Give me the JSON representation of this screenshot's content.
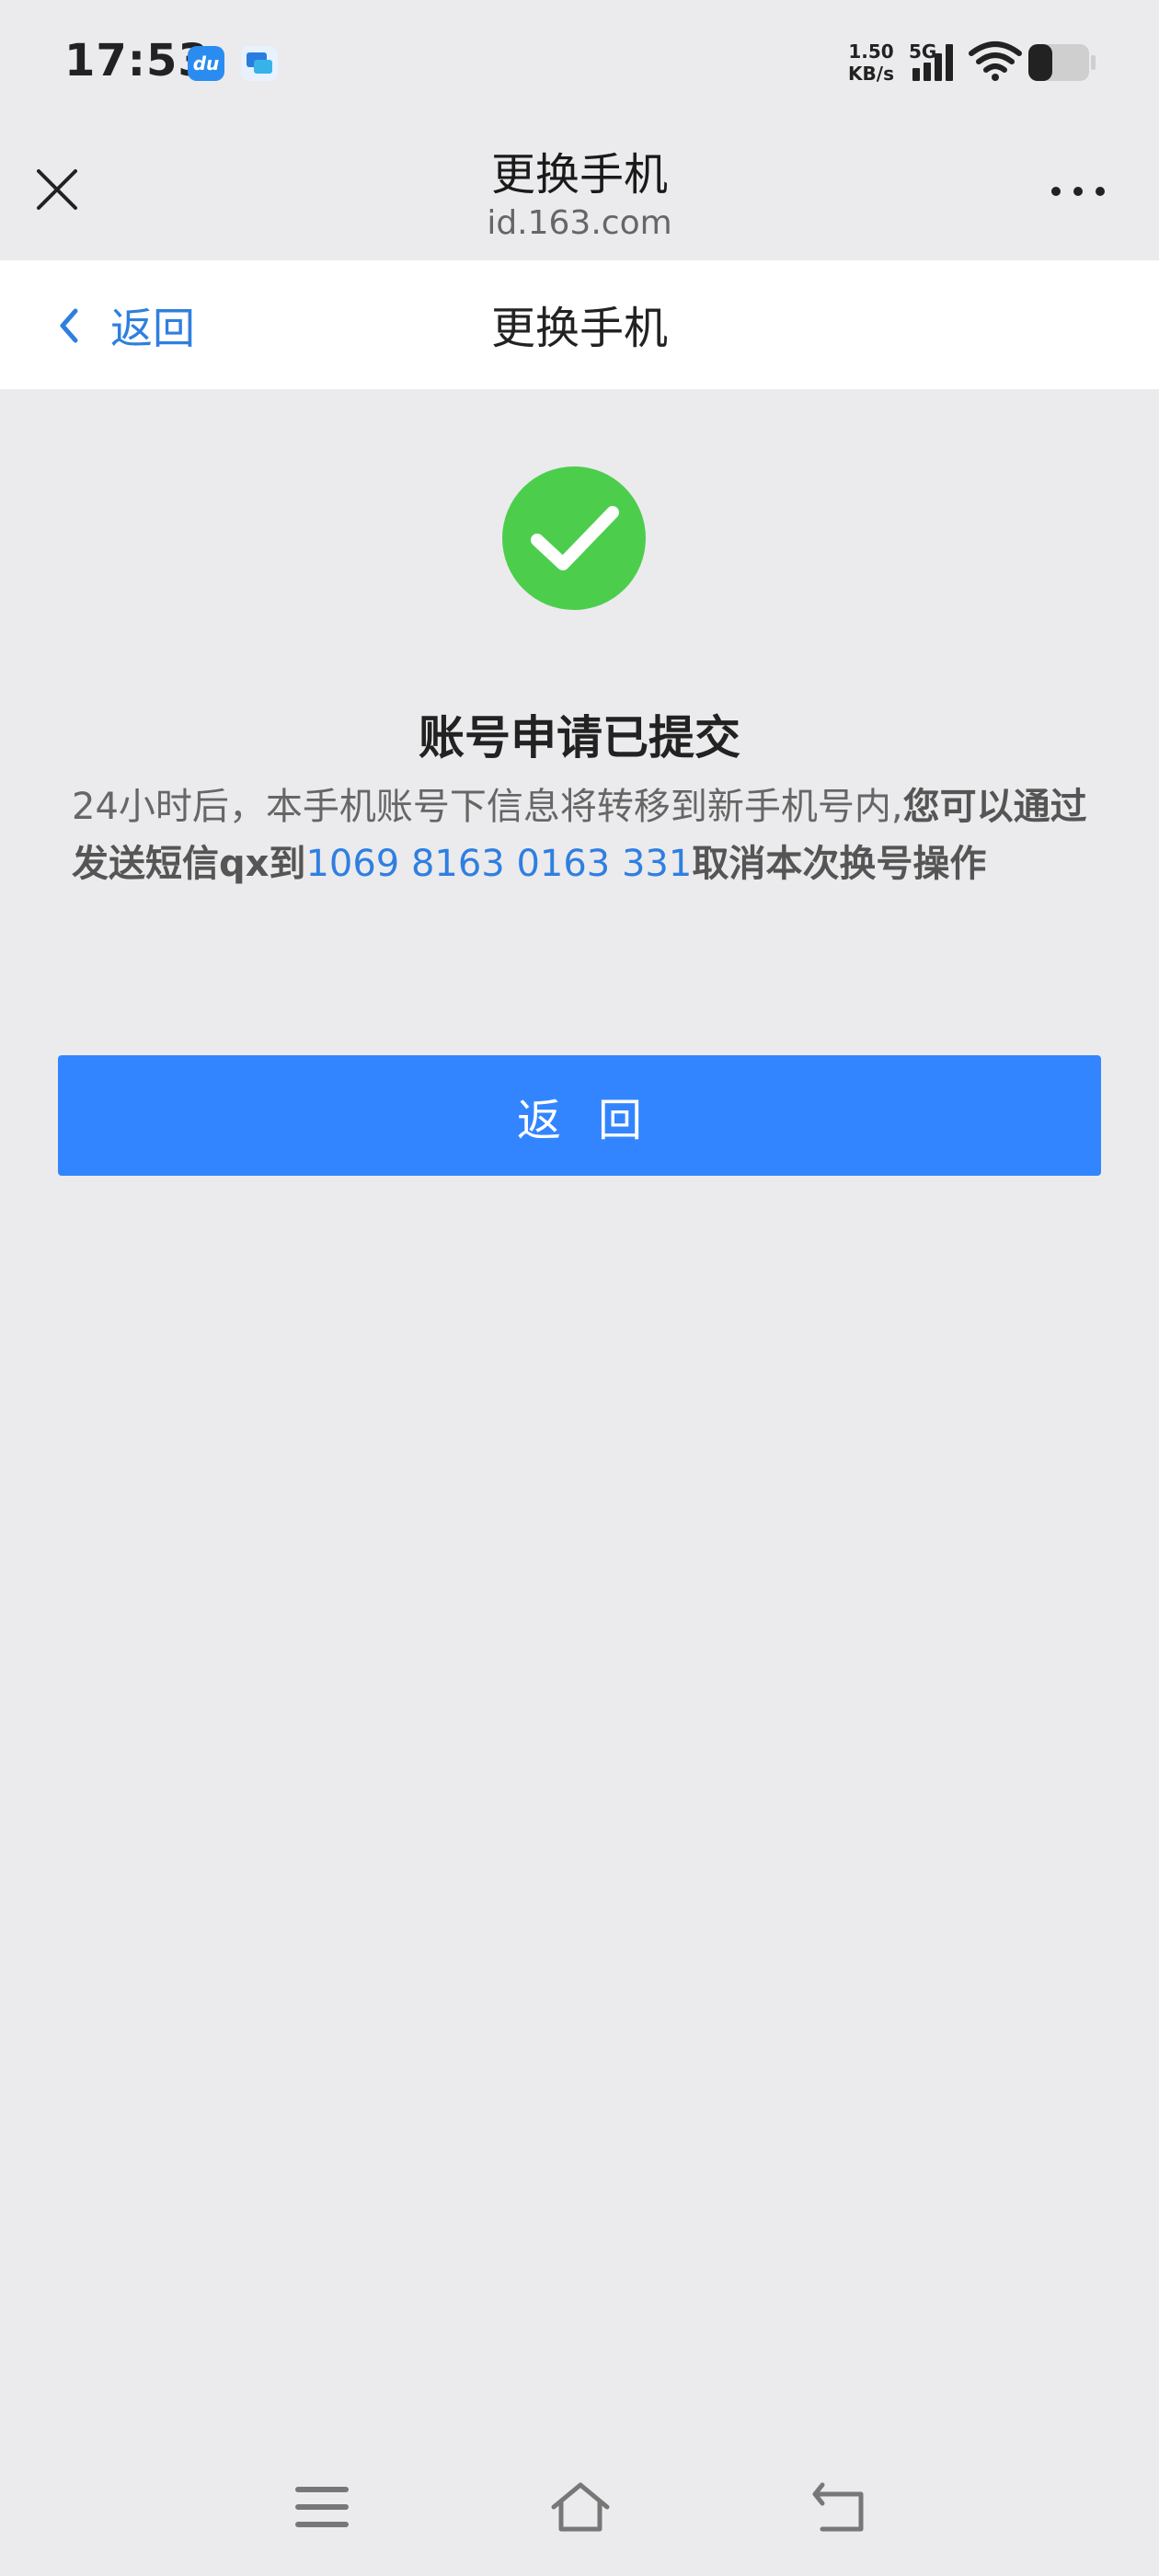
{
  "status_bar": {
    "time": "17:53",
    "net_speed_value": "1.50",
    "net_speed_unit": "KB/s",
    "network_type": "5G",
    "app_icon1_text": "du",
    "icons": [
      "du-app-icon",
      "message-app-icon",
      "signal-icon",
      "wifi-icon",
      "battery-icon"
    ]
  },
  "browser_header": {
    "title": "更换手机",
    "domain": "id.163.com"
  },
  "nav": {
    "back_label": "返回",
    "title": "更换手机"
  },
  "content": {
    "success_title": "账号申请已提交",
    "desc_part1": "24小时后，本手机账号下信息将转移到新手机号内,",
    "desc_part2": "您可以通过发送短信qx到",
    "desc_phone": "1069 8163 0163 331",
    "desc_part3": "取消本次换号操作",
    "button_label": "返回"
  },
  "colors": {
    "accent": "#3385ff",
    "link": "#2f7fe0",
    "success": "#4cce4c",
    "background": "#ebebed"
  }
}
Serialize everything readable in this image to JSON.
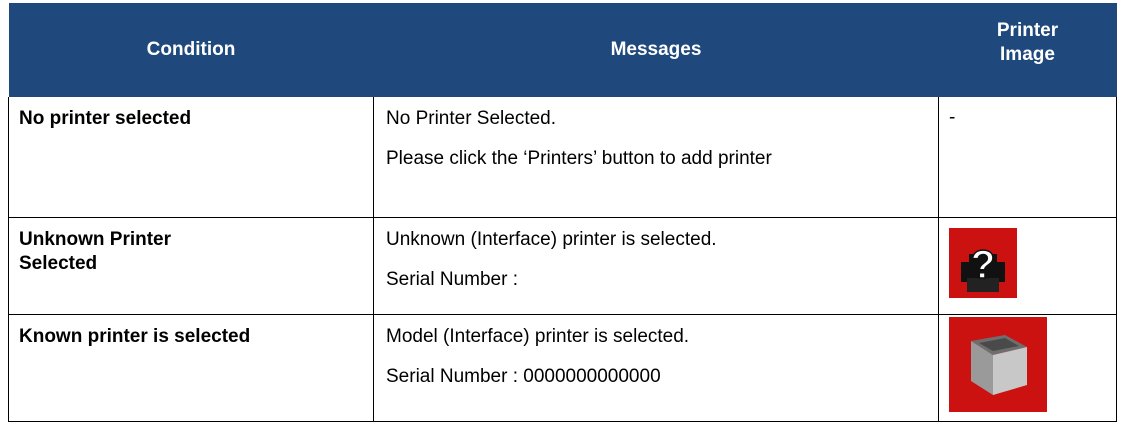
{
  "headers": {
    "condition": "Condition",
    "messages": "Messages",
    "printer_image": "Printer Image"
  },
  "rows": [
    {
      "condition": "No printer selected",
      "messages": [
        "No Printer Selected.",
        "Please click the ‘Printers’ button to add printer"
      ],
      "image_text": "-",
      "image_icon": "none"
    },
    {
      "condition": "Unknown Printer Selected",
      "messages": [
        "Unknown (Interface) printer is selected.",
        "Serial Number :"
      ],
      "image_icon": "unknown-printer-icon"
    },
    {
      "condition": "Known printer is selected",
      "messages": [
        "Model (Interface) printer is selected.",
        "Serial Number : 0000000000000"
      ],
      "image_icon": "known-printer-icon"
    }
  ],
  "colors": {
    "header_bg": "#1f497d",
    "header_text": "#ffffff",
    "icon_bg": "#cc1111"
  }
}
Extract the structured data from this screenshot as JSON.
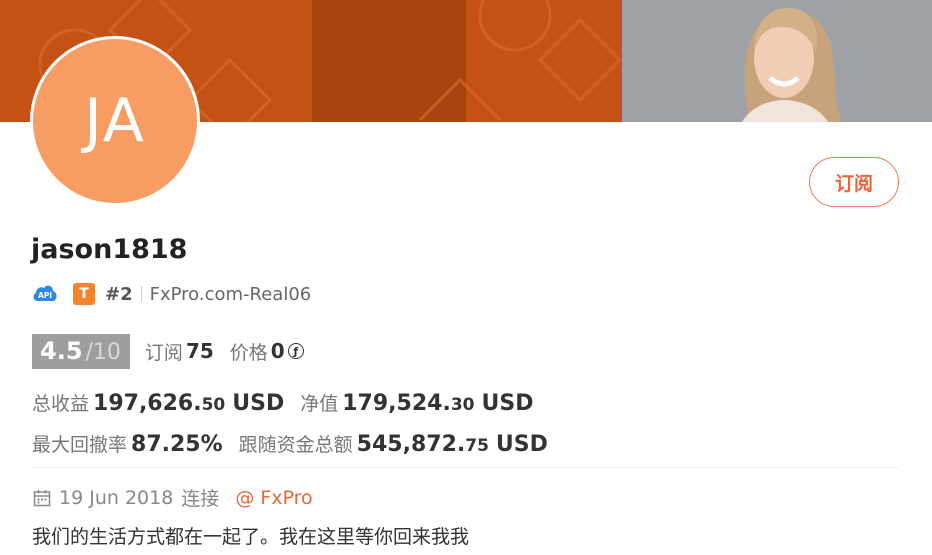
{
  "profile": {
    "avatar_initials": "JA",
    "username": "jason1818",
    "subscribe_label": "订阅",
    "api_badge": "API",
    "tier_badge": "T",
    "rank": "#2",
    "server": "FxPro.com-Real06",
    "rating_value": "4.5",
    "rating_max": "/10",
    "subscribers_label": "订阅",
    "subscribers_value": "75",
    "price_label": "价格",
    "price_value": "0",
    "price_icon": "ƒ"
  },
  "stats": {
    "total_profit_label": "总收益",
    "total_profit_main": "197,626.",
    "total_profit_cents": "50",
    "total_profit_unit": "USD",
    "equity_label": "净值",
    "equity_main": "179,524.",
    "equity_cents": "30",
    "equity_unit": "USD",
    "max_drawdown_label": "最大回撤率",
    "max_drawdown_value": "87.25%",
    "follow_funds_label": "跟随资金总额",
    "follow_funds_main": "545,872.",
    "follow_funds_cents": "75",
    "follow_funds_unit": "USD"
  },
  "meta": {
    "date": "19 Jun 2018",
    "connect_label": "连接",
    "broker": "@ FxPro",
    "icon": "calendar-icon"
  },
  "bio": "我们的生活方式都在一起了。我在这里等你回来我我",
  "colors": {
    "accent": "#e8663b",
    "avatar_bg": "#f79c62",
    "banner_orange": "#c45214",
    "rating_bg": "#9e9e9e"
  }
}
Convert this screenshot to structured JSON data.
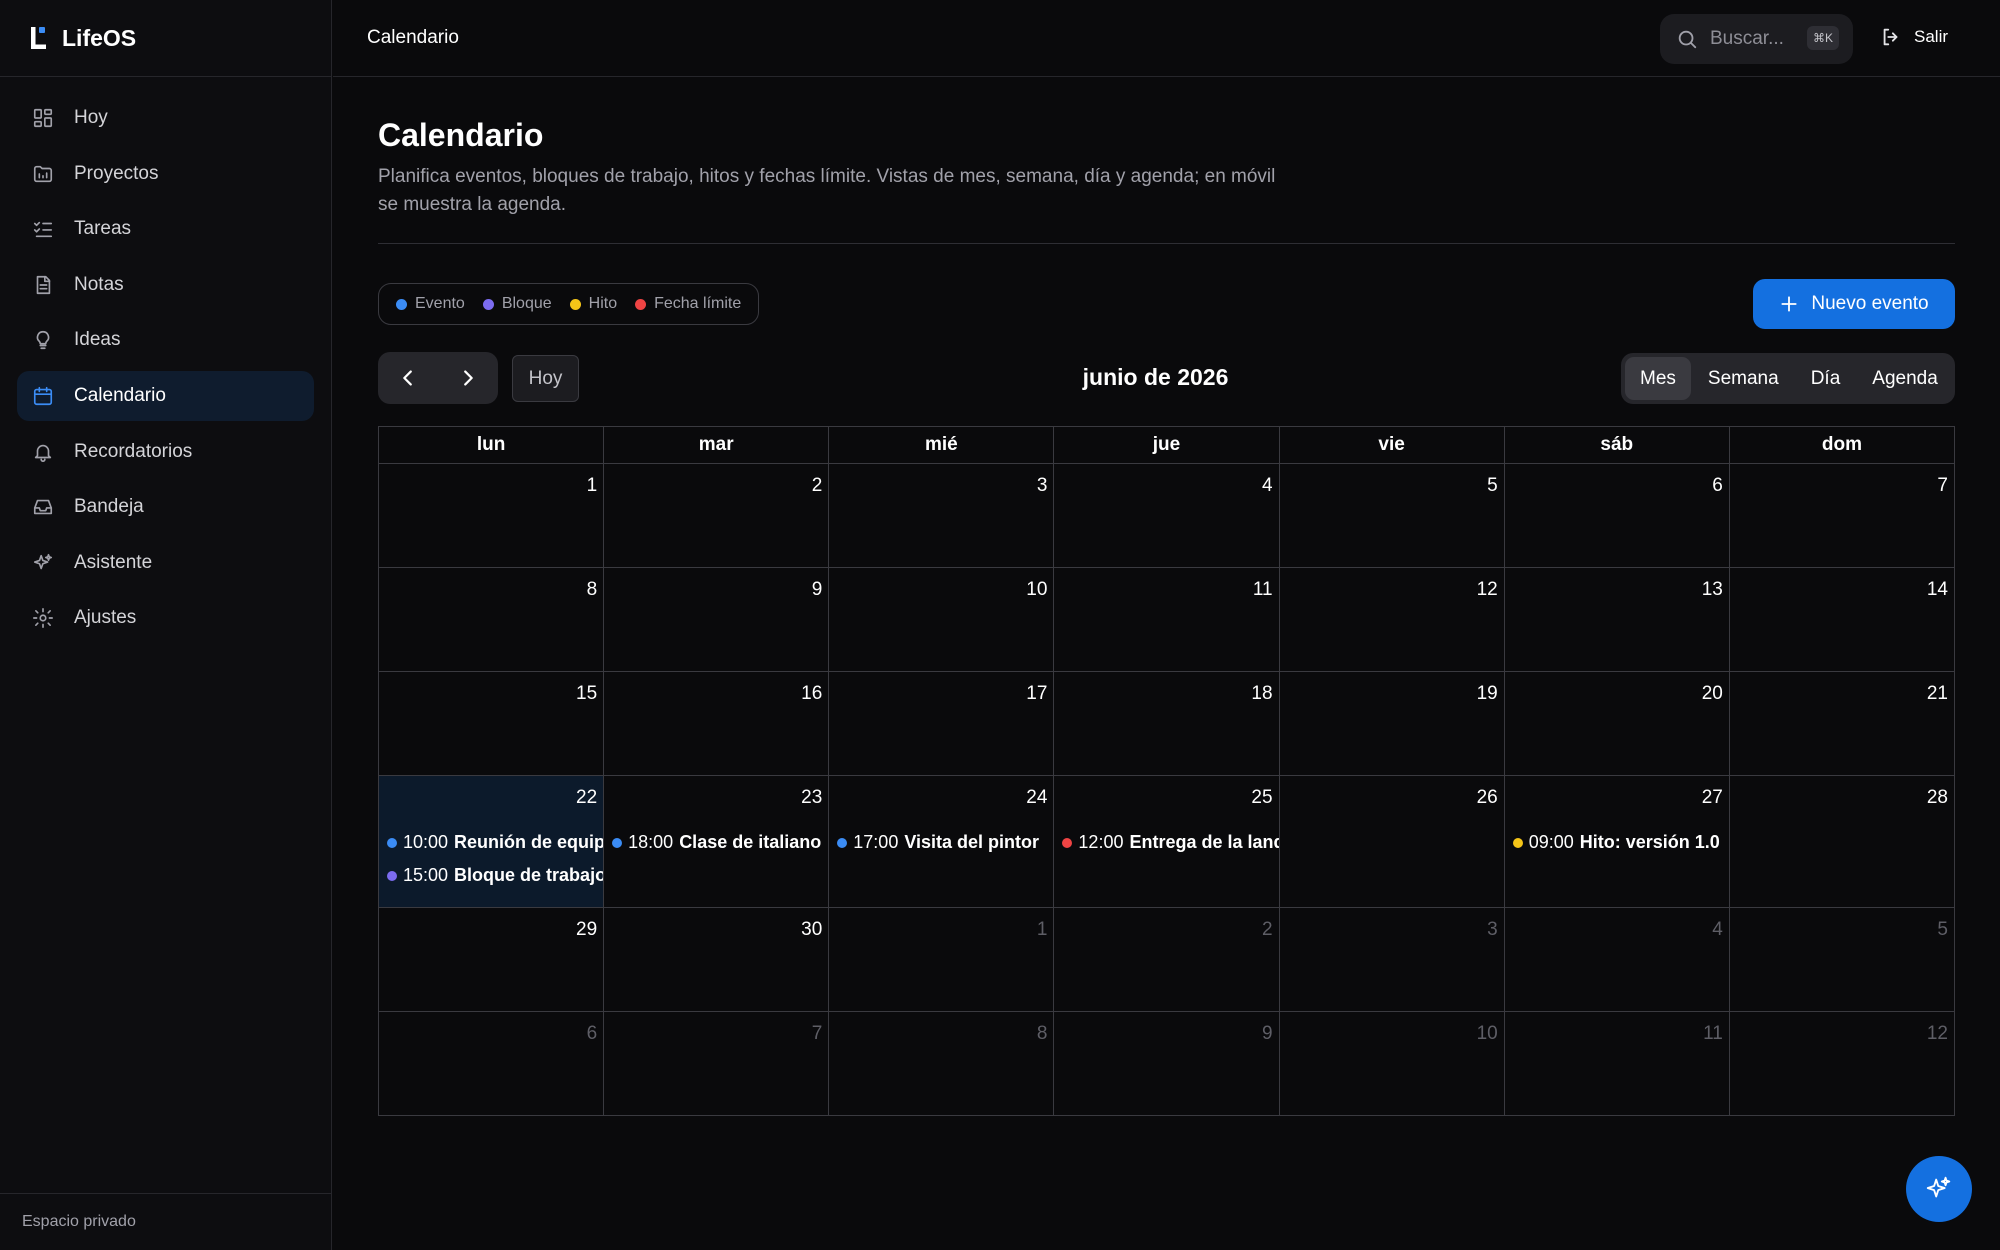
{
  "app": {
    "name": "LifeOS"
  },
  "sidebar": {
    "items": [
      {
        "label": "Hoy",
        "icon": "dashboard-icon",
        "active": false
      },
      {
        "label": "Proyectos",
        "icon": "folder-icon",
        "active": false
      },
      {
        "label": "Tareas",
        "icon": "checklist-icon",
        "active": false
      },
      {
        "label": "Notas",
        "icon": "note-icon",
        "active": false
      },
      {
        "label": "Ideas",
        "icon": "lightbulb-icon",
        "active": false
      },
      {
        "label": "Calendario",
        "icon": "calendar-icon",
        "active": true
      },
      {
        "label": "Recordatorios",
        "icon": "bell-icon",
        "active": false
      },
      {
        "label": "Bandeja",
        "icon": "inbox-icon",
        "active": false
      },
      {
        "label": "Asistente",
        "icon": "sparkles-icon",
        "active": false
      },
      {
        "label": "Ajustes",
        "icon": "gear-icon",
        "active": false
      }
    ],
    "footer": "Espacio privado"
  },
  "topbar": {
    "title": "Calendario",
    "search_placeholder": "Buscar...",
    "search_shortcut": "⌘K",
    "logout_label": "Salir"
  },
  "page": {
    "title": "Calendario",
    "description": "Planifica eventos, bloques de trabajo, hitos y fechas límite. Vistas de mes, semana, día y agenda; en móvil se muestra la agenda."
  },
  "legend": [
    {
      "label": "Evento",
      "color": "#3b8cf5"
    },
    {
      "label": "Bloque",
      "color": "#7c6cf0"
    },
    {
      "label": "Hito",
      "color": "#f5c518"
    },
    {
      "label": "Fecha límite",
      "color": "#ef4444"
    }
  ],
  "toolbar": {
    "new_event_label": "Nuevo evento",
    "today_label": "Hoy",
    "month_label": "junio de 2026",
    "views": [
      {
        "label": "Mes",
        "active": true
      },
      {
        "label": "Semana",
        "active": false
      },
      {
        "label": "Día",
        "active": false
      },
      {
        "label": "Agenda",
        "active": false
      }
    ]
  },
  "calendar": {
    "weekdays": [
      "lun",
      "mar",
      "mié",
      "jue",
      "vie",
      "sáb",
      "dom"
    ],
    "weeks": [
      [
        {
          "day": "1"
        },
        {
          "day": "2"
        },
        {
          "day": "3"
        },
        {
          "day": "4"
        },
        {
          "day": "5"
        },
        {
          "day": "6"
        },
        {
          "day": "7"
        }
      ],
      [
        {
          "day": "8"
        },
        {
          "day": "9"
        },
        {
          "day": "10"
        },
        {
          "day": "11"
        },
        {
          "day": "12"
        },
        {
          "day": "13"
        },
        {
          "day": "14"
        }
      ],
      [
        {
          "day": "15"
        },
        {
          "day": "16"
        },
        {
          "day": "17"
        },
        {
          "day": "18"
        },
        {
          "day": "19"
        },
        {
          "day": "20"
        },
        {
          "day": "21"
        }
      ],
      [
        {
          "day": "22",
          "today": true,
          "events": [
            {
              "time": "10:00",
              "title": "Reunión de equipo",
              "color": "#3b8cf5"
            },
            {
              "time": "15:00",
              "title": "Bloque de trabajo",
              "color": "#7c6cf0"
            }
          ]
        },
        {
          "day": "23",
          "events": [
            {
              "time": "18:00",
              "title": "Clase de italiano",
              "color": "#3b8cf5"
            }
          ]
        },
        {
          "day": "24",
          "events": [
            {
              "time": "17:00",
              "title": "Visita del pintor",
              "color": "#3b8cf5"
            }
          ]
        },
        {
          "day": "25",
          "events": [
            {
              "time": "12:00",
              "title": "Entrega de la landing",
              "color": "#ef4444"
            }
          ]
        },
        {
          "day": "26"
        },
        {
          "day": "27",
          "events": [
            {
              "time": "09:00",
              "title": "Hito: versión 1.0",
              "color": "#f5c518"
            }
          ]
        },
        {
          "day": "28"
        }
      ],
      [
        {
          "day": "29"
        },
        {
          "day": "30"
        },
        {
          "day": "1",
          "other": true
        },
        {
          "day": "2",
          "other": true
        },
        {
          "day": "3",
          "other": true
        },
        {
          "day": "4",
          "other": true
        },
        {
          "day": "5",
          "other": true
        }
      ],
      [
        {
          "day": "6",
          "other": true
        },
        {
          "day": "7",
          "other": true
        },
        {
          "day": "8",
          "other": true
        },
        {
          "day": "9",
          "other": true
        },
        {
          "day": "10",
          "other": true
        },
        {
          "day": "11",
          "other": true
        },
        {
          "day": "12",
          "other": true
        }
      ]
    ]
  },
  "fab": {
    "icon": "sparkles-icon"
  }
}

==*==

**Stated task:** Using the entries above, tally how many lines have the word "trabajo" in them; write the number and nothing more.

**Result for this exercise:** 2